■ **Records to use**
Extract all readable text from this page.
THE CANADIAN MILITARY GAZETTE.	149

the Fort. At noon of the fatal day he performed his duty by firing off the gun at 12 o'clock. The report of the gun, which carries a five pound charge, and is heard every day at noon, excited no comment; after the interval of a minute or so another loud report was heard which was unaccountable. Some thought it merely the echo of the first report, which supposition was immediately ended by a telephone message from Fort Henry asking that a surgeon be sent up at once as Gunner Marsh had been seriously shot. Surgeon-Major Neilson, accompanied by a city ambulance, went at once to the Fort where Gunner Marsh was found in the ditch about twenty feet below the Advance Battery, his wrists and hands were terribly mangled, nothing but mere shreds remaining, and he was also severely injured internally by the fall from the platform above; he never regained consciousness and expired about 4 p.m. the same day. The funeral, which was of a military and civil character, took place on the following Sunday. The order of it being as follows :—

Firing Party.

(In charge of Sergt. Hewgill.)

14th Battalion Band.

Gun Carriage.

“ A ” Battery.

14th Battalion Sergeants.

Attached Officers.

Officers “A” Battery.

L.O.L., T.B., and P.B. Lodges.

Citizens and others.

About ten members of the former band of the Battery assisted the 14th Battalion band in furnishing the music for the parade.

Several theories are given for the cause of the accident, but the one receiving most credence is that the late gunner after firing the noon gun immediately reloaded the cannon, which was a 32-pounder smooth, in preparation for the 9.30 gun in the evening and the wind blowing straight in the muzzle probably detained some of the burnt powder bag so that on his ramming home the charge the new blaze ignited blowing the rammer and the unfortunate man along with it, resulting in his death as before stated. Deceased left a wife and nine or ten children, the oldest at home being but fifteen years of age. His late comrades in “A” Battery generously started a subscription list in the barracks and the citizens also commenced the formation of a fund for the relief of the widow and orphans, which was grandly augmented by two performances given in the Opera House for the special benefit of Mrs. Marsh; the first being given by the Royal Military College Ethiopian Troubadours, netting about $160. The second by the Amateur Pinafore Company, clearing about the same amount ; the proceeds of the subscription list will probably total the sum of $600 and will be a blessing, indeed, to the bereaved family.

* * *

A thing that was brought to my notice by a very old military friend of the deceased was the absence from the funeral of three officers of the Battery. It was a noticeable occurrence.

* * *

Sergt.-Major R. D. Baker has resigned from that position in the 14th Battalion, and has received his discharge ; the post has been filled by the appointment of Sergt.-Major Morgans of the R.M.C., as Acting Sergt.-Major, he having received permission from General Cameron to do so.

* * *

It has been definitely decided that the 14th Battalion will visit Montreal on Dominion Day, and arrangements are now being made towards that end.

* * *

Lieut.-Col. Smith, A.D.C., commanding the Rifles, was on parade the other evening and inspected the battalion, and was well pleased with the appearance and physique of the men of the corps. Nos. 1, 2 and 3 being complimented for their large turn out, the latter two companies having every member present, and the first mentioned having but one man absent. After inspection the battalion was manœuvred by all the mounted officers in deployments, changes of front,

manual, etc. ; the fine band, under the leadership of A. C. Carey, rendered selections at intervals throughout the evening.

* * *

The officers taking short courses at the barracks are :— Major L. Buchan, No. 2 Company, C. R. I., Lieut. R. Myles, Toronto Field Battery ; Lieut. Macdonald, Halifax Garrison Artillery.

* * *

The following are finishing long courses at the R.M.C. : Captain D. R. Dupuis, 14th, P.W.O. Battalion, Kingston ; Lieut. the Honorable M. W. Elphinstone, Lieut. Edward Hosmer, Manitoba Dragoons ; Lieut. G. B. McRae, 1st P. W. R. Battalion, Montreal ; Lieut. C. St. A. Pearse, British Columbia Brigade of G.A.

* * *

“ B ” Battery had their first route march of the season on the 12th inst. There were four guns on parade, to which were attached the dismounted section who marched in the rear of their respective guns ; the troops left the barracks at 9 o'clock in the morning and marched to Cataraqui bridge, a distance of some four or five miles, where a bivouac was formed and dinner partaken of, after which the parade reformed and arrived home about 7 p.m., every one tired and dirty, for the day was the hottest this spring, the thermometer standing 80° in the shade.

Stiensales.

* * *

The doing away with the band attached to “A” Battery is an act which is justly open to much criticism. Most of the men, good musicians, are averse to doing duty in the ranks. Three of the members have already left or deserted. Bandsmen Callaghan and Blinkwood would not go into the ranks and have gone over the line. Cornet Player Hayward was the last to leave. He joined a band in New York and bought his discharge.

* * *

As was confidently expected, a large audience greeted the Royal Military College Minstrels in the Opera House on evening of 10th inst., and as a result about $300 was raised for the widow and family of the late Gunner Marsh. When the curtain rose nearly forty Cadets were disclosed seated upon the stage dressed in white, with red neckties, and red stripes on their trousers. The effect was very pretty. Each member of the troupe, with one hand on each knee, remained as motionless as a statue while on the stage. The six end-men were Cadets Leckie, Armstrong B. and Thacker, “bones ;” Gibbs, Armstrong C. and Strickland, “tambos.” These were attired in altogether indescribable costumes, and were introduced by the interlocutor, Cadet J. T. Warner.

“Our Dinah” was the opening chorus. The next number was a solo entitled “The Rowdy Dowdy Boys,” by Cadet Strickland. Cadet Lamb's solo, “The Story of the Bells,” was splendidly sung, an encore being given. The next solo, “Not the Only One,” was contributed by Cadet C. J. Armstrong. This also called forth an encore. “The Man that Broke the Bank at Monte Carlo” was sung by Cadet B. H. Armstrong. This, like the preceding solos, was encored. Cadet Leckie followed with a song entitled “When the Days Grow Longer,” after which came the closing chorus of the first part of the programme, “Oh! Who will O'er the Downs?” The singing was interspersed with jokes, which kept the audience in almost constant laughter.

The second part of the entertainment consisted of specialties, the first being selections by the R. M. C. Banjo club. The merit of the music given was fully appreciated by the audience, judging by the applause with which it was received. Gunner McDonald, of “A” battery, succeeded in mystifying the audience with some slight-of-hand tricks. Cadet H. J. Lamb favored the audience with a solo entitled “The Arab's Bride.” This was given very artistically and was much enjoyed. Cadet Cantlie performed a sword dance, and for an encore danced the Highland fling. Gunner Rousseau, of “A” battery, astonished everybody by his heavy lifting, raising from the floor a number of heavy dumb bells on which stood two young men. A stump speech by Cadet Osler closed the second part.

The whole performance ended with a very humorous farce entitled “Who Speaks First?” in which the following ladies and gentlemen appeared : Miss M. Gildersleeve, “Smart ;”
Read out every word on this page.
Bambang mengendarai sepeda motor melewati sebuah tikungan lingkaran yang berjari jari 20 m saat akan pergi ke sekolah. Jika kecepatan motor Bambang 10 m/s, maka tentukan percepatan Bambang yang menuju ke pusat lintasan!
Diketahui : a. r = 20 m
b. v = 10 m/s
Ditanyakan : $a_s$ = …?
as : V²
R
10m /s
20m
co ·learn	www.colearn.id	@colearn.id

■ **Task instructions**
Copy out each line in the listing that has the word "their".

■ **Exercise result**
Lieut.-Col. Smith, A.D.C., commanding the Rifles, was on parade the other evening and inspected the battalion, and was well pleased with the appearance and physique of the men of the corps. Nos. 1, 2 and 3 being complimented for their large turn out, the latter two companies having every member present, and the first mentioned having but one man absent. After inspection the battalion was manœuvred by all the mounted officers in deployments, changes of front,
“ B ” Battery had their first route march of the season on the 12th inst. There were four guns on parade, to which were attached the dismounted section who marched in the rear of their respective guns ; the troops left the barracks at 9 o'clock in the morning and marched to Cataraqui bridge, a distance of some four or five miles, where a bivouac was formed and dinner partaken of, after which the parade reformed and arrived home about 7 p.m., every one tired and dirty, for the day was the hottest this spring, the thermometer standing 80° in the shade.
As was confidently expected, a large audience greeted the Royal Military College Minstrels in the Opera House on evening of 10th inst., and as a result about $300 was raised for the widow and family of the late Gunner Marsh. When the curtain rose nearly forty Cadets were disclosed seated upon the stage dressed in white, with red neckties, and red stripes on their trousers. The effect was very pretty. Each member of the troupe, with one hand on each knee, remained as motionless as a statue while on the stage. The six end-men were Cadets Leckie, Armstrong B. and Thacker, “bones ;” Gibbs, Armstrong C. and Strickland, “tambos.” These were attired in altogether indescribable costumes, and were introduced by the interlocutor, Cadet J. T. Warner.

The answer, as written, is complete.